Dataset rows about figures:
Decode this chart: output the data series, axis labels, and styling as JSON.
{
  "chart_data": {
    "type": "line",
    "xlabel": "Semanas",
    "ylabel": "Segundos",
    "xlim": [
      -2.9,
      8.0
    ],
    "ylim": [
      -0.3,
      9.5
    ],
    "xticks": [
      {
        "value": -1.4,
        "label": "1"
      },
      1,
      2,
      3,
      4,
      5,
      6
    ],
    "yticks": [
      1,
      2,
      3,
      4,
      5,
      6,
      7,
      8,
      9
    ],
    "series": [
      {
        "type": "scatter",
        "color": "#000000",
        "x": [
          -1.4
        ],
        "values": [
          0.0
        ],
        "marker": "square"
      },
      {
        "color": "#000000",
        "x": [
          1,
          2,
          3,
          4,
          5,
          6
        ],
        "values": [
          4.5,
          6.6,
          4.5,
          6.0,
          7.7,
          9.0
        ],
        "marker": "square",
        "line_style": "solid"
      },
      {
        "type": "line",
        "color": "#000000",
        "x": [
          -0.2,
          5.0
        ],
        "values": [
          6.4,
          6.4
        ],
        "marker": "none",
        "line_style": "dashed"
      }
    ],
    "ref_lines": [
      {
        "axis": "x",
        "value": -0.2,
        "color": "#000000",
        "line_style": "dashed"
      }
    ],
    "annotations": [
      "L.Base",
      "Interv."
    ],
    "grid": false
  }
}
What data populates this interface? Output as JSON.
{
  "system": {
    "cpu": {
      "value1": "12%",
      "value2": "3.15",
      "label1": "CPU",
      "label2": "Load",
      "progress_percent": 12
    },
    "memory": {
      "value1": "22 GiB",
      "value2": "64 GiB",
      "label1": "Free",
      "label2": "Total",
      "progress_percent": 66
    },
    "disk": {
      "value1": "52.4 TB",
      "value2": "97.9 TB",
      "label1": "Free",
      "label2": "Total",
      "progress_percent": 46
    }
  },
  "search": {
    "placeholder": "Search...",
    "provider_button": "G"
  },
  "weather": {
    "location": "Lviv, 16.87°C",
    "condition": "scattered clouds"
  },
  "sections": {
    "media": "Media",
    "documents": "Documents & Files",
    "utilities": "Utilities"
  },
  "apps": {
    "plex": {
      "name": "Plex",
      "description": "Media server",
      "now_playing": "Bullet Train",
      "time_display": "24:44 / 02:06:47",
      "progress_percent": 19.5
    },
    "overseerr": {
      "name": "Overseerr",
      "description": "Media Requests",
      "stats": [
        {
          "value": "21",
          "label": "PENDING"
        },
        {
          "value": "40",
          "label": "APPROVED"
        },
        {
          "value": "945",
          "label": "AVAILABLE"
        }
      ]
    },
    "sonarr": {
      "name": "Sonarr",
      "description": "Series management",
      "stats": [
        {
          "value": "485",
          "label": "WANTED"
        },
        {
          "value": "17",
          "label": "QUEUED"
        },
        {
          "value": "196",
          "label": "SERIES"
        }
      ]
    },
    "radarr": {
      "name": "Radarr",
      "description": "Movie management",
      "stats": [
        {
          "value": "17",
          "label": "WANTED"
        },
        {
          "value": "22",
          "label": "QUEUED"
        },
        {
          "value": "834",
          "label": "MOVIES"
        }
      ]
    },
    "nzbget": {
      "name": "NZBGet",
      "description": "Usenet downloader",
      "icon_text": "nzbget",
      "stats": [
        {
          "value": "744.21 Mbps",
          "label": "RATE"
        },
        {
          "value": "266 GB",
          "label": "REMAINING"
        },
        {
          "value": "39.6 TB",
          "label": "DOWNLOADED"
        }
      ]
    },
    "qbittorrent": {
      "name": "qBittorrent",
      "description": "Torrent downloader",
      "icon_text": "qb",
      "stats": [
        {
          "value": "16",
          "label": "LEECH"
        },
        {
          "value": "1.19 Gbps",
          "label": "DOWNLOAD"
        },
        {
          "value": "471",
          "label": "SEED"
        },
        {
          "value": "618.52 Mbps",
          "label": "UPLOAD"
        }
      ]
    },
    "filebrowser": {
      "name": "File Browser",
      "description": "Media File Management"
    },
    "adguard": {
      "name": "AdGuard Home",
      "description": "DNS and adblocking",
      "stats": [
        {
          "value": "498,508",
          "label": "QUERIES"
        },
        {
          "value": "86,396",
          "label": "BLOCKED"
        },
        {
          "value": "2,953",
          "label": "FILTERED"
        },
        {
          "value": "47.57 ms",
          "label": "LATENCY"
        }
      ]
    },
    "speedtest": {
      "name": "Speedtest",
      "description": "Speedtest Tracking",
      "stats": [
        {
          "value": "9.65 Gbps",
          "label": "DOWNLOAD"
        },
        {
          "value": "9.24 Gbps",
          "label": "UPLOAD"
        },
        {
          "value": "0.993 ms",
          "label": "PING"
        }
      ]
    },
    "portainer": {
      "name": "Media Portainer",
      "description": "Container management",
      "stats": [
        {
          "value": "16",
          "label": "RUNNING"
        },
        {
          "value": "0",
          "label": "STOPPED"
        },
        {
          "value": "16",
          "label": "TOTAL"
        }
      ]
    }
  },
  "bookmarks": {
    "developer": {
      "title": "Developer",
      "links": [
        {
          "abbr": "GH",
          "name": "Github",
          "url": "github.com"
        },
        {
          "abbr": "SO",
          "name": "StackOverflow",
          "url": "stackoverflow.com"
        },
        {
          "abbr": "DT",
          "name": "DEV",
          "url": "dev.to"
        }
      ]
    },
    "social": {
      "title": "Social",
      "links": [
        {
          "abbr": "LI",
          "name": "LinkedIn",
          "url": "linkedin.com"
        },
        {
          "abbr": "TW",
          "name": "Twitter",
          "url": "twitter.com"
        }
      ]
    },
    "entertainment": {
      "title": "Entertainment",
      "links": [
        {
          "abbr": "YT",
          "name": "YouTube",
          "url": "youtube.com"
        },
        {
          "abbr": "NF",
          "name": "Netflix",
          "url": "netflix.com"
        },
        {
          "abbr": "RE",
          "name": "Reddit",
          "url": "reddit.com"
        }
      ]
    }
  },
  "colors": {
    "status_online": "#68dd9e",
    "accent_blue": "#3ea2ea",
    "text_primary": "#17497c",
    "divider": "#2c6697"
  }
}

...

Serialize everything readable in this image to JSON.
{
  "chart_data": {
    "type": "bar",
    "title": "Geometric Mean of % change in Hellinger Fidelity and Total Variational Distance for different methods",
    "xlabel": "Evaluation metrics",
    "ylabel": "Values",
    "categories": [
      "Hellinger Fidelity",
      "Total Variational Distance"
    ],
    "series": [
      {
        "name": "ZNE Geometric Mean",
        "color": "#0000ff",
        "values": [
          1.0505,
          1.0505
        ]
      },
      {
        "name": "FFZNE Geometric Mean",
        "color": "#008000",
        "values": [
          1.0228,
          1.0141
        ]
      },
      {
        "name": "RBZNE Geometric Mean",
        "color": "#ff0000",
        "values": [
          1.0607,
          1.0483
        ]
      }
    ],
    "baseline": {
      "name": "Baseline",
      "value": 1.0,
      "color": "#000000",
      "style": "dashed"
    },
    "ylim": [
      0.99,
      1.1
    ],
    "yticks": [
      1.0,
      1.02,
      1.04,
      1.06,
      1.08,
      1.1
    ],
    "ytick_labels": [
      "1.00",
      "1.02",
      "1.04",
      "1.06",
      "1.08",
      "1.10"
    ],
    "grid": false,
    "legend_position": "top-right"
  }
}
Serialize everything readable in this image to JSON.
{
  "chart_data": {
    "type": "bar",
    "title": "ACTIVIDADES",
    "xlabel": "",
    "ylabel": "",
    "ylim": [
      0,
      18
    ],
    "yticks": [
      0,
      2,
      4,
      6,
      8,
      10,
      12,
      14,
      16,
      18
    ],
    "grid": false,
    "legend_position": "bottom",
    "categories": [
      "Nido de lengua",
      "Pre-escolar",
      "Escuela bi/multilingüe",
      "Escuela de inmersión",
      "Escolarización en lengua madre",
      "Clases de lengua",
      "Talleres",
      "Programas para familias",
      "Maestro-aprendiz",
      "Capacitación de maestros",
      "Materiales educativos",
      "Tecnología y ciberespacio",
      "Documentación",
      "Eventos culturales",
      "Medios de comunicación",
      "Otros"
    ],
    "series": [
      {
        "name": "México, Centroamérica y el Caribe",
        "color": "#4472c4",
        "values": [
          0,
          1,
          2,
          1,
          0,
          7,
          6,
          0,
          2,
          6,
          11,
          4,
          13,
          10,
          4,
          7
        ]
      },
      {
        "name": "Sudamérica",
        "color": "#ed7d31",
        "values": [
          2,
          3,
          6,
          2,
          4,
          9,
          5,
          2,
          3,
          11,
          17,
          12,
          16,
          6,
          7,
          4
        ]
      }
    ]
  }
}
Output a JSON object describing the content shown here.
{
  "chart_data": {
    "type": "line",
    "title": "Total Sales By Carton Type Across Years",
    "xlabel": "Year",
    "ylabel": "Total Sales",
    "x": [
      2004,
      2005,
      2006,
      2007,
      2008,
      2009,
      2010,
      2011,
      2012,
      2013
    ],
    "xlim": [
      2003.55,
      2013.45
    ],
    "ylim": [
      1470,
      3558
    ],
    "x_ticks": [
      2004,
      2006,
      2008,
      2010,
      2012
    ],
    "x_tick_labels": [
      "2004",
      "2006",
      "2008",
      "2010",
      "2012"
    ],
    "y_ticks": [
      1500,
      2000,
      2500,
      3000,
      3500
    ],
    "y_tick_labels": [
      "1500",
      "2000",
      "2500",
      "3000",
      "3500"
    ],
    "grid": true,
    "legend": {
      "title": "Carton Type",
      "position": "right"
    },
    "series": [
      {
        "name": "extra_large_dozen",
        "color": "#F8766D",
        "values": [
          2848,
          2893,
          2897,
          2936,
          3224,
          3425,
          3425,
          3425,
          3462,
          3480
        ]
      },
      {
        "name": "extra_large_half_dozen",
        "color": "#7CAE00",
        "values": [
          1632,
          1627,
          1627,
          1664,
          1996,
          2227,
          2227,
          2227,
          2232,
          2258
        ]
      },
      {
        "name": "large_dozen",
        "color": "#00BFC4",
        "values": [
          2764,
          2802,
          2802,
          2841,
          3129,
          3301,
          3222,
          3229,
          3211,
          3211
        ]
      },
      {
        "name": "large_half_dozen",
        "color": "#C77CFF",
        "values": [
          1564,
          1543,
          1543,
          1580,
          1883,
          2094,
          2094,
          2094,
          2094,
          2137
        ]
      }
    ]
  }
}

--

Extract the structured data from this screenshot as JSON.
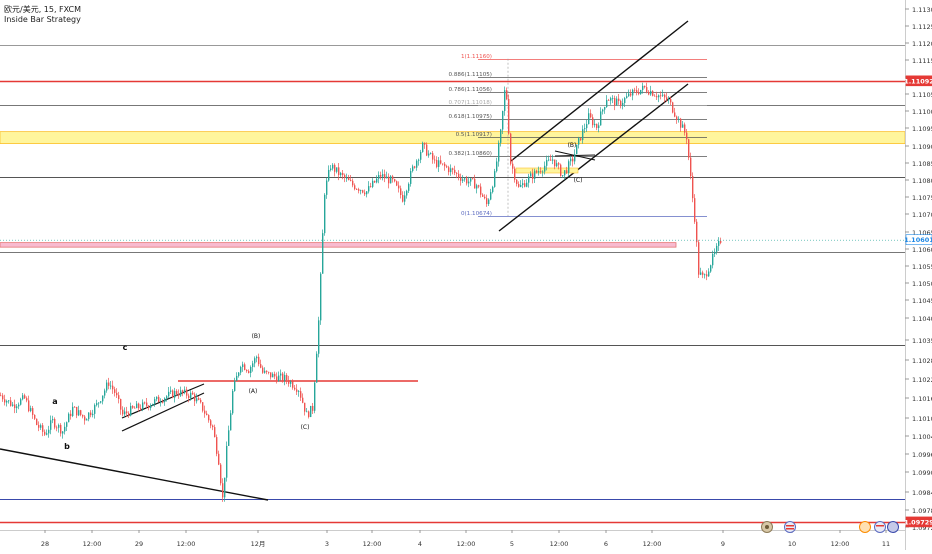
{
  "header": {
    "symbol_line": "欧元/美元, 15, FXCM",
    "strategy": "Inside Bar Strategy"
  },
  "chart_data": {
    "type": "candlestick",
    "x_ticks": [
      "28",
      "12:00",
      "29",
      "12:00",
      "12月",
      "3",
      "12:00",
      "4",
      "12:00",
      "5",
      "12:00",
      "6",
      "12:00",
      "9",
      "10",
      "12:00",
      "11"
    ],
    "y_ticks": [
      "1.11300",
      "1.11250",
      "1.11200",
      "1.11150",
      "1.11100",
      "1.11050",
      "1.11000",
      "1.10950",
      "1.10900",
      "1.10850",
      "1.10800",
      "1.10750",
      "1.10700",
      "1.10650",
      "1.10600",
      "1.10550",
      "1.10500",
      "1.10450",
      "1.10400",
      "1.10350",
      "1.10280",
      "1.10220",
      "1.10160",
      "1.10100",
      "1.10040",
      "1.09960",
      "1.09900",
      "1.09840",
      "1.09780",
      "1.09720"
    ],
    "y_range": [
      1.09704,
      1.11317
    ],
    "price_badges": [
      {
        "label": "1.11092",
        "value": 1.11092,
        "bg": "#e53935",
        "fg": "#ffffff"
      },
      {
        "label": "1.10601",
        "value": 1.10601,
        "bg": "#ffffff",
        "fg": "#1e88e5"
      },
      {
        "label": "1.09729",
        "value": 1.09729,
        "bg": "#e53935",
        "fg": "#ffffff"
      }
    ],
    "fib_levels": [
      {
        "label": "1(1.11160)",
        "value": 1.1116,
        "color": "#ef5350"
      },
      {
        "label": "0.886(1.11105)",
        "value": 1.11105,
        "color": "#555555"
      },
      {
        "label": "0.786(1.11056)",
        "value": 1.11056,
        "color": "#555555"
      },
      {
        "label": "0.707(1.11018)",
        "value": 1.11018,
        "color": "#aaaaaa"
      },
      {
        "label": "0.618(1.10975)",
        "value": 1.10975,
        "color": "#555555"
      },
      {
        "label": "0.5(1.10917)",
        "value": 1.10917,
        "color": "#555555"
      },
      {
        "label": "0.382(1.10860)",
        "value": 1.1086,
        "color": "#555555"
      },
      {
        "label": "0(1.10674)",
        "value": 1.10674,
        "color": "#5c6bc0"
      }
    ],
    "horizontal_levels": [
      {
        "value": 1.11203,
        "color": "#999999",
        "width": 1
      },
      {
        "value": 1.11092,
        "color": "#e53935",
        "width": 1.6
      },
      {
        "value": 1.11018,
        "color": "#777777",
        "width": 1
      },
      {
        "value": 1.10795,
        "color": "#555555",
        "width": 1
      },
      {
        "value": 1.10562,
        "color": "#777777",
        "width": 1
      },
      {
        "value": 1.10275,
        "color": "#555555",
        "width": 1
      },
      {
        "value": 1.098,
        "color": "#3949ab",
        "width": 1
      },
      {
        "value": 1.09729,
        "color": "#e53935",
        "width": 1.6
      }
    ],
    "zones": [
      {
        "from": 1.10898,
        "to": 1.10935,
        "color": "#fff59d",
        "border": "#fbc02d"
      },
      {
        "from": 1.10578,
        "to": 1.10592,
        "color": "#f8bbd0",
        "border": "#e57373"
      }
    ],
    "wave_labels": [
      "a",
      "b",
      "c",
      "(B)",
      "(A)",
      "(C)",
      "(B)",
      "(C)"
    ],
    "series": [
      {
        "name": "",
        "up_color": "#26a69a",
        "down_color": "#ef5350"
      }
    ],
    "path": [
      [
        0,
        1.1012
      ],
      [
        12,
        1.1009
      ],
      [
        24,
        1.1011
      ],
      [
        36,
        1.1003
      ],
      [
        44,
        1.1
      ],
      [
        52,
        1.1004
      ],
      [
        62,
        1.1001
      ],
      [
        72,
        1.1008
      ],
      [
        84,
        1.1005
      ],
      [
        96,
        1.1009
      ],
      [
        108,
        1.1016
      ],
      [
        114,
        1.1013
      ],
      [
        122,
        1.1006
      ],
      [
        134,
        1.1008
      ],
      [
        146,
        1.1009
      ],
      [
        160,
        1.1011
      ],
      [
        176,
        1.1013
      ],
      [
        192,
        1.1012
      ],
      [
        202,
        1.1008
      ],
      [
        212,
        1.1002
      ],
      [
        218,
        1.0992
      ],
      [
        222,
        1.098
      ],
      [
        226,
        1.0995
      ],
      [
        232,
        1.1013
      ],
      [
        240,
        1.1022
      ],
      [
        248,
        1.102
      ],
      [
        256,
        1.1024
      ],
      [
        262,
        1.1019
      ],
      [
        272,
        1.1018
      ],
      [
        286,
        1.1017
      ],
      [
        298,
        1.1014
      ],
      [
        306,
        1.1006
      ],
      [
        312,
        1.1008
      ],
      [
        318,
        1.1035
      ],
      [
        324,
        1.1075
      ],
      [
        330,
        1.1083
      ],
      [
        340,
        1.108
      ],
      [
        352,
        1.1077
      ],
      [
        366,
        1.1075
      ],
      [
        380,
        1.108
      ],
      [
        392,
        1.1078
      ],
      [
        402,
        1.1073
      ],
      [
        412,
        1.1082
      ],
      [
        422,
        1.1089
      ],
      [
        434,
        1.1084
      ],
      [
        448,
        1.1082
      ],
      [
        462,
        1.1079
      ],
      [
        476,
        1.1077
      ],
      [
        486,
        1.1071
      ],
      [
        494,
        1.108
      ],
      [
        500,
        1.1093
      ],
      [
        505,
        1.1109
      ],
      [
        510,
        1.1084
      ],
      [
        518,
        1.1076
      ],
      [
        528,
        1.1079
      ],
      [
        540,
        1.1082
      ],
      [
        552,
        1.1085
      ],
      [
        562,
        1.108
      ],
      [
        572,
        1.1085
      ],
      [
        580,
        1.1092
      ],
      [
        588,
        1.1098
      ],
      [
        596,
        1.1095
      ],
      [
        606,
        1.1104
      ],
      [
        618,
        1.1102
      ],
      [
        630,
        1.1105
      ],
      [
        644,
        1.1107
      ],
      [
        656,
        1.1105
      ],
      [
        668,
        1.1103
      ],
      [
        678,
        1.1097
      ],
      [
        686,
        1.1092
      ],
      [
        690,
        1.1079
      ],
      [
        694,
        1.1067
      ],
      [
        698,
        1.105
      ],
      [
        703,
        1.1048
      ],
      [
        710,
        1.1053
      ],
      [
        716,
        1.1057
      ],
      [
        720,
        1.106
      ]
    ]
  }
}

Set problem.
Copy out each line of the material that holds the word "Distance".

Response to this exercise.
    "title": "Geometric Mean of % change in Hellinger Fidelity and Total Variational Distance for different methods",
      "Total Variational Distance"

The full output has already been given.